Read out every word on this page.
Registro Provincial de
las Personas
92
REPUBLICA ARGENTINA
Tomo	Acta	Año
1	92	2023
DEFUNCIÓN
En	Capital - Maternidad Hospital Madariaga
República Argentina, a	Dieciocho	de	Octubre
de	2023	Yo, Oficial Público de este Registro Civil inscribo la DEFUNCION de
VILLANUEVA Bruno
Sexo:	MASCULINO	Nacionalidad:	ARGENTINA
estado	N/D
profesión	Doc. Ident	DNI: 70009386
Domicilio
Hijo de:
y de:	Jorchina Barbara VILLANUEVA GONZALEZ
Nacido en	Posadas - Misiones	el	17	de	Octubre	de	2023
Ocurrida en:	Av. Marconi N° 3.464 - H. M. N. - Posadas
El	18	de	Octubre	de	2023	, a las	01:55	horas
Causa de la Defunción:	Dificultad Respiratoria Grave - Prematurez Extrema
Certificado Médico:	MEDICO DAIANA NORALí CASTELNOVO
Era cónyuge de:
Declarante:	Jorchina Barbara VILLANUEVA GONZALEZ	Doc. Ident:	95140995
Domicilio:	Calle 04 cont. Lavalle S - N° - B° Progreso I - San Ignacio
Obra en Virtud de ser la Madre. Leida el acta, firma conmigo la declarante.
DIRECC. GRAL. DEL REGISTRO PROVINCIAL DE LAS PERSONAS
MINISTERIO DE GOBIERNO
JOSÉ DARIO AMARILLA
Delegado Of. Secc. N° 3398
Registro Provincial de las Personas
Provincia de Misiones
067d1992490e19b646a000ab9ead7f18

^^^^

== TASK DETAILS ==
Copy every single line of the material above that holds "Octubre".

== SOLUTION TO THIS TASK ==
República Argentina, a	Dieciocho	de	Octubre
Nacido en	Posadas - Misiones	el	17	de	Octubre	de	2023
El	18	de	Octubre	de	2023	, a las	01:55	horas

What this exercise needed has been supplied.